What is required: Check each line of the material below for "minutes", then copy the ones that contain it.

Recorded data:

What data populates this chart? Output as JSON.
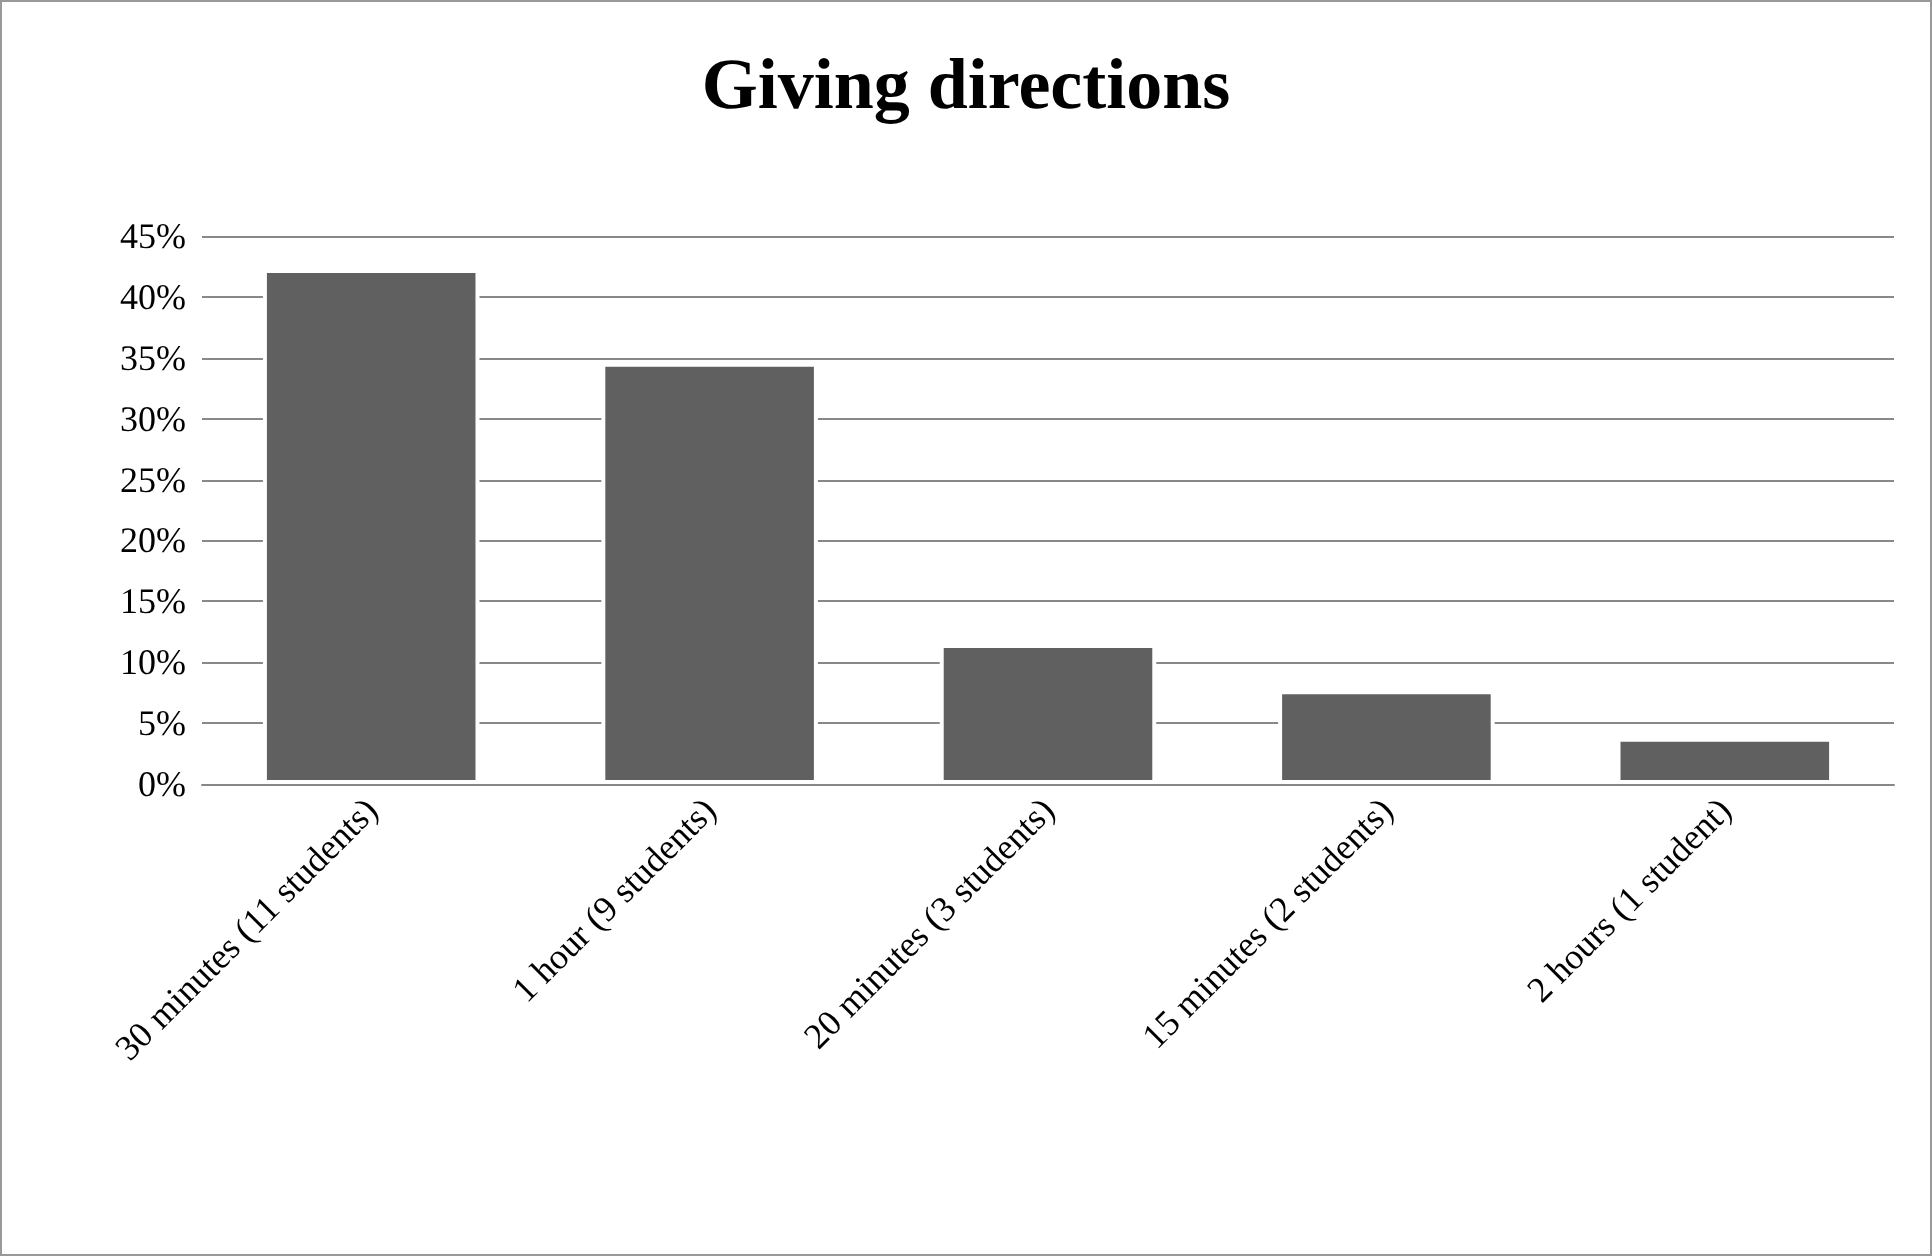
{
  "chart_data": {
    "type": "bar",
    "title": "Giving directions",
    "categories": [
      "30 minutes (11 students)",
      "1 hour (9 students)",
      "20 minutes (3 students)",
      "15 minutes (2 students)",
      "2 hours (1 student)"
    ],
    "values": [
      42.3,
      34.6,
      11.5,
      7.7,
      3.8
    ],
    "color": "#606060",
    "ylim": [
      0,
      45
    ],
    "yticks": [
      {
        "value": 0,
        "label": "0%"
      },
      {
        "value": 5,
        "label": "5%"
      },
      {
        "value": 10,
        "label": "10%"
      },
      {
        "value": 15,
        "label": "15%"
      },
      {
        "value": 20,
        "label": "20%"
      },
      {
        "value": 25,
        "label": "25%"
      },
      {
        "value": 30,
        "label": "30%"
      },
      {
        "value": 35,
        "label": "35%"
      },
      {
        "value": 40,
        "label": "40%"
      },
      {
        "value": 45,
        "label": "45%"
      }
    ],
    "grid": true
  }
}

Solved problem:
      "30 minutes (11 students)",
      "20 minutes (3 students)",
      "15 minutes (2 students)",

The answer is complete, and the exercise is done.